[EXERCISE TASK] Retype only what runs from the line that contains "Give me the" through the last line of the listing below, both lines included.

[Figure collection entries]
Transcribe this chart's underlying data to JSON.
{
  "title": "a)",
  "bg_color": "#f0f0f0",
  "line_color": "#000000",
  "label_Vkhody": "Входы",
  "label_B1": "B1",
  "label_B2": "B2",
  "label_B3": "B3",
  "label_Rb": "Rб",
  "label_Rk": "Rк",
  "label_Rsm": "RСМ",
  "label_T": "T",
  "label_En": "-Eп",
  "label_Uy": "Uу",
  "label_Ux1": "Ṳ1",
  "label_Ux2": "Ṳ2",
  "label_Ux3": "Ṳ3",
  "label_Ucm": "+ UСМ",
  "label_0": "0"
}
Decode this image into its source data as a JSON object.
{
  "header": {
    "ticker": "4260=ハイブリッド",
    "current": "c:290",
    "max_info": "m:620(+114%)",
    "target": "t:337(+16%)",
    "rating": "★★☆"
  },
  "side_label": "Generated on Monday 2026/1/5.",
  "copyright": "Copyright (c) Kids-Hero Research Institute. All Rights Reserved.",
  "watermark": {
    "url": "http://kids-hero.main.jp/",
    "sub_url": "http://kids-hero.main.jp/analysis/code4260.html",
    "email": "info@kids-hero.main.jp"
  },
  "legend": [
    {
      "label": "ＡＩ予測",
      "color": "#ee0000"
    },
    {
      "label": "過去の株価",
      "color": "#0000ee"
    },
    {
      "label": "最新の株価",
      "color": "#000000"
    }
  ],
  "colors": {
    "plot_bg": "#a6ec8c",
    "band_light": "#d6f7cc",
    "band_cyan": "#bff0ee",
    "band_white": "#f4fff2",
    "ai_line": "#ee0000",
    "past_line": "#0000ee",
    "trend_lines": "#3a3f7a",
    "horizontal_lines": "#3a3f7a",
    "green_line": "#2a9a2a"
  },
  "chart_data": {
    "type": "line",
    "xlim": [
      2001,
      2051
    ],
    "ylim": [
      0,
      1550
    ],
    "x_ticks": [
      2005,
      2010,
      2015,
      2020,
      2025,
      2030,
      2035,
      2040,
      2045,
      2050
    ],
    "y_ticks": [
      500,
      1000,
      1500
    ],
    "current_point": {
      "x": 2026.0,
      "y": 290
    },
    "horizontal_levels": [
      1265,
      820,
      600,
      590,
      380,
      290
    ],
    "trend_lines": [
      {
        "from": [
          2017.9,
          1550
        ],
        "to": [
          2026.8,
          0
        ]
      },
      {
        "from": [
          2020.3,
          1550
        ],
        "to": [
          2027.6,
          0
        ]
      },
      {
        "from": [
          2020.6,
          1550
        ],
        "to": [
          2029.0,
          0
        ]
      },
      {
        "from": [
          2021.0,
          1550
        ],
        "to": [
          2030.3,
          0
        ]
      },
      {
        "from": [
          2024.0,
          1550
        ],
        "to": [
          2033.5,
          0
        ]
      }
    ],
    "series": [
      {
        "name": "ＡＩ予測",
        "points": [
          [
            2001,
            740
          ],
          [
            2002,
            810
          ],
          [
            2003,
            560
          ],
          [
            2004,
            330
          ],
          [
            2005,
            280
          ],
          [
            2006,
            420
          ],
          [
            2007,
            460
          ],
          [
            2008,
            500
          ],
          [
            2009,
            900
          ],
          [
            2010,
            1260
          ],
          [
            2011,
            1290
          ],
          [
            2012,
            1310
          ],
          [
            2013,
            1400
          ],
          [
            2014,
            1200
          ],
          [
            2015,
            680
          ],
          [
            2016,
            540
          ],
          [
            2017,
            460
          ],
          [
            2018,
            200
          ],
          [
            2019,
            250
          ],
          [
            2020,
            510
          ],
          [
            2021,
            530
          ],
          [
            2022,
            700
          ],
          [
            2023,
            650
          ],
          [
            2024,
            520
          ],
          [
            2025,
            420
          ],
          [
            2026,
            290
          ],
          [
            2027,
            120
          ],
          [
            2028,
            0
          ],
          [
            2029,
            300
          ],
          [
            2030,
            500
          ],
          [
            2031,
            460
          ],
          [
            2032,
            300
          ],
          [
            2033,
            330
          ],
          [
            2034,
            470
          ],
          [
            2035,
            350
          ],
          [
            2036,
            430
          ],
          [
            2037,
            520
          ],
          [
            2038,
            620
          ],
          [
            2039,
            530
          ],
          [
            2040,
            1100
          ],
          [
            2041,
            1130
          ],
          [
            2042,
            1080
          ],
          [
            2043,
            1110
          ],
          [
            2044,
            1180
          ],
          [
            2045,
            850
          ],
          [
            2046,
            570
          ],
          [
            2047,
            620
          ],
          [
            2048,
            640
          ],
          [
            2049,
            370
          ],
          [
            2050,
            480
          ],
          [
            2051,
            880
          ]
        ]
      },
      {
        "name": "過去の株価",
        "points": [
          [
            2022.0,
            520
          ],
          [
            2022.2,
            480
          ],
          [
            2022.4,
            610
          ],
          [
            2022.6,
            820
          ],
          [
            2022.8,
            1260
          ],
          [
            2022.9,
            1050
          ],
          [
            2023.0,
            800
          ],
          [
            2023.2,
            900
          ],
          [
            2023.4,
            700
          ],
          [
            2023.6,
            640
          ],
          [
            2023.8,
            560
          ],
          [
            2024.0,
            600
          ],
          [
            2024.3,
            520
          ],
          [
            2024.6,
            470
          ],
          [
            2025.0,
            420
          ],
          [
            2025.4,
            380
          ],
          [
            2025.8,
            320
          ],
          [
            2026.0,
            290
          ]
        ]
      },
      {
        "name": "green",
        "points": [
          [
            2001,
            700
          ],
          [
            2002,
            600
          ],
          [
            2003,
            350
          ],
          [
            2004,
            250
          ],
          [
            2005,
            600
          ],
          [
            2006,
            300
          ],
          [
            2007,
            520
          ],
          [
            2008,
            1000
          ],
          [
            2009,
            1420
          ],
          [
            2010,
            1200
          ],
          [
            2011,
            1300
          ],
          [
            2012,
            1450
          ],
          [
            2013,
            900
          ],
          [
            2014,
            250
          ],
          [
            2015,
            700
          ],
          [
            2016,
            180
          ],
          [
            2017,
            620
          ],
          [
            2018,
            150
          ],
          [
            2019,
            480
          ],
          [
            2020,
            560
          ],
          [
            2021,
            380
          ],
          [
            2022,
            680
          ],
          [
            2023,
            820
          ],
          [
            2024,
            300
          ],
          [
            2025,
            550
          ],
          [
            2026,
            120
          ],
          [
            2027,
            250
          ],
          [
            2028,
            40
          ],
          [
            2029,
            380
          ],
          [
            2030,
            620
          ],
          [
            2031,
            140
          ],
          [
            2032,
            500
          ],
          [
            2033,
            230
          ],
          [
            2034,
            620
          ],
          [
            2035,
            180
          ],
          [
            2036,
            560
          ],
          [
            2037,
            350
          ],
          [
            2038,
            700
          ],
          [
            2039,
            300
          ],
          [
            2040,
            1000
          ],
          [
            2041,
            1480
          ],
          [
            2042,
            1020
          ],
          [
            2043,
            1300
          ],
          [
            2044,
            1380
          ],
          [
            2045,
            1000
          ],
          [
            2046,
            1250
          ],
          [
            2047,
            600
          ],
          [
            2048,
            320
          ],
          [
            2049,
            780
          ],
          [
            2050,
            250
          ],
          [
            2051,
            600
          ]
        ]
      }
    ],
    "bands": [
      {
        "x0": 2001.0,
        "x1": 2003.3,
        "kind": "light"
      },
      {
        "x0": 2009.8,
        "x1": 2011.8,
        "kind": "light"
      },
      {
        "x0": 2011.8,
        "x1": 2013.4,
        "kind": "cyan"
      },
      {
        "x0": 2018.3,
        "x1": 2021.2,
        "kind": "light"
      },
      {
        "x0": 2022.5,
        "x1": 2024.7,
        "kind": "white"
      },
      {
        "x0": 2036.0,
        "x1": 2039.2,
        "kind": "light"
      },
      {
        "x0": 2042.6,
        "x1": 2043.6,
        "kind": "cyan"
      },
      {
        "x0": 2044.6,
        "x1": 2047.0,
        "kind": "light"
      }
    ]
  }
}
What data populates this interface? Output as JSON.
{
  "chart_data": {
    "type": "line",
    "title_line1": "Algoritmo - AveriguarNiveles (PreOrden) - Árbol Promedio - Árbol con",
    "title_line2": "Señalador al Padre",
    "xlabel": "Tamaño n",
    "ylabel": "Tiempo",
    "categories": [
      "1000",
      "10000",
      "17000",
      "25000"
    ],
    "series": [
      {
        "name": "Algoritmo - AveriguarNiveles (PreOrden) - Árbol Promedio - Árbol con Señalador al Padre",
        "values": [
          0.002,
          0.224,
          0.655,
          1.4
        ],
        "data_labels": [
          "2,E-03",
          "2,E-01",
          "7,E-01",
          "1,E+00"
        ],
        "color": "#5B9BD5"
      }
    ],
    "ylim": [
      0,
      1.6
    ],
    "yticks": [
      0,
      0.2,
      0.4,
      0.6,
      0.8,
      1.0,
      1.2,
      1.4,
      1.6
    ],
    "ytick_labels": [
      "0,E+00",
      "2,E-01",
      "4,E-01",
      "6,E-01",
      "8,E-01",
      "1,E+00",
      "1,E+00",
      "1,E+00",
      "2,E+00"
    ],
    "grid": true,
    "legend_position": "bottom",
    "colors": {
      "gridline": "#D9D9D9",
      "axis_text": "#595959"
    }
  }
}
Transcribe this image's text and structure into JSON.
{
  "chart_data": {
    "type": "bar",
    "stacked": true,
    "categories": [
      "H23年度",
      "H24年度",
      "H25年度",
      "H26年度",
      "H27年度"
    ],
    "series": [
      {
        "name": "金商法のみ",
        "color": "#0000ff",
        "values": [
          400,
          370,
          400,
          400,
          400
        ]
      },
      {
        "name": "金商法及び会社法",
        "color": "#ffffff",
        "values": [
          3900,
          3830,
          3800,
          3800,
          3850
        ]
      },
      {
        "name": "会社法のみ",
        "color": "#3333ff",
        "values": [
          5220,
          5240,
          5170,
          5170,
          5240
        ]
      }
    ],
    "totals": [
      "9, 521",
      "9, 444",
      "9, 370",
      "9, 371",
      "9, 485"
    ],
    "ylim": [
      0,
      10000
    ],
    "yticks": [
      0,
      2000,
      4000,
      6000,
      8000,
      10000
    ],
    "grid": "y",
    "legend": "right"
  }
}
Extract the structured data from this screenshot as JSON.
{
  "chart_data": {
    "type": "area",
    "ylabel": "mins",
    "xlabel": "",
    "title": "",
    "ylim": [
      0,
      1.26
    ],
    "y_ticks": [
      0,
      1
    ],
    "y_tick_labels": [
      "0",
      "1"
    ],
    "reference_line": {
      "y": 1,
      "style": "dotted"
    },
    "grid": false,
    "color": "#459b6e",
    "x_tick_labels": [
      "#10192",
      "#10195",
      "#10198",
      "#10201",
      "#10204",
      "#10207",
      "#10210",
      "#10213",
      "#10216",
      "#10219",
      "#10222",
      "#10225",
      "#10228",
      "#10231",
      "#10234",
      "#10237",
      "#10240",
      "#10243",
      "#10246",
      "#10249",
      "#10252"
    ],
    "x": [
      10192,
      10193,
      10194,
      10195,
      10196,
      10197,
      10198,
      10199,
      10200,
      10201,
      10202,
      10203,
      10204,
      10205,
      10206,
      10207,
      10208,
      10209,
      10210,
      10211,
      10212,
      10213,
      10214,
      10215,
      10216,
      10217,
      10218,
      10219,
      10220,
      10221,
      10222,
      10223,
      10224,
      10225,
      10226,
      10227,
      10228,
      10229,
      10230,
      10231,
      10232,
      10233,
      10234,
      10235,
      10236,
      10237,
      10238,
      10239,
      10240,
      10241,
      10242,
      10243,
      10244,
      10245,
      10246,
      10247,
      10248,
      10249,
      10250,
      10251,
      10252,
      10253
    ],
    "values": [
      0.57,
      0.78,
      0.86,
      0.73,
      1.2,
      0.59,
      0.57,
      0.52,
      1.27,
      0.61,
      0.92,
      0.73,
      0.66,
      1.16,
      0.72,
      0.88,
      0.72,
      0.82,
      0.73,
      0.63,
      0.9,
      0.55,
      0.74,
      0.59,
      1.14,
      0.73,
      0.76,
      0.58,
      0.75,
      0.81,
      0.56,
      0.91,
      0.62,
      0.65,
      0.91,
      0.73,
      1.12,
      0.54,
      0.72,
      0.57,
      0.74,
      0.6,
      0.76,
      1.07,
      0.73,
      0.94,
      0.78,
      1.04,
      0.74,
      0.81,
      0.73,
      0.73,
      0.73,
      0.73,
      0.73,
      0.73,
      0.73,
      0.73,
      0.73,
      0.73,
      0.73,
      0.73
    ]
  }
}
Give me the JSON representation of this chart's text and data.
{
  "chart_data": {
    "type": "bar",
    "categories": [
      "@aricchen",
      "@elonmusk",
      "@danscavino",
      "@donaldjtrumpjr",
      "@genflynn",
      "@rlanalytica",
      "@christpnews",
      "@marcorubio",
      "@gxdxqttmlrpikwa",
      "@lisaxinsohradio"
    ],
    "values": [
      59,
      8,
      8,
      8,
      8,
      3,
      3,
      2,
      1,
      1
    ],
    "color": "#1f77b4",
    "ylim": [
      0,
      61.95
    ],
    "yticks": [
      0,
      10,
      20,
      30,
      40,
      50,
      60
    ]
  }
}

[REPLY]
Give me the JSON representation of this chart's text and data.
{
  "chart_data": {
    "type": "bar",
    "categories": [
      "@aricchen",
      "@elonmusk",
      "@danscavino",
      "@donaldjtrumpjr",
      "@genflynn",
      "@rlanalytica",
      "@christpnews",
      "@marcorubio",
      "@gxdxqttmlrpikwa",
      "@lisaxinsohradio"
    ],
    "values": [
      59,
      8,
      8,
      8,
      8,
      3,
      3,
      2,
      1,
      1
    ],
    "color": "#1f77b4",
    "ylim": [
      0,
      61.95
    ],
    "yticks": [
      0,
      10,
      20,
      30,
      40,
      50,
      60
    ]
  }
}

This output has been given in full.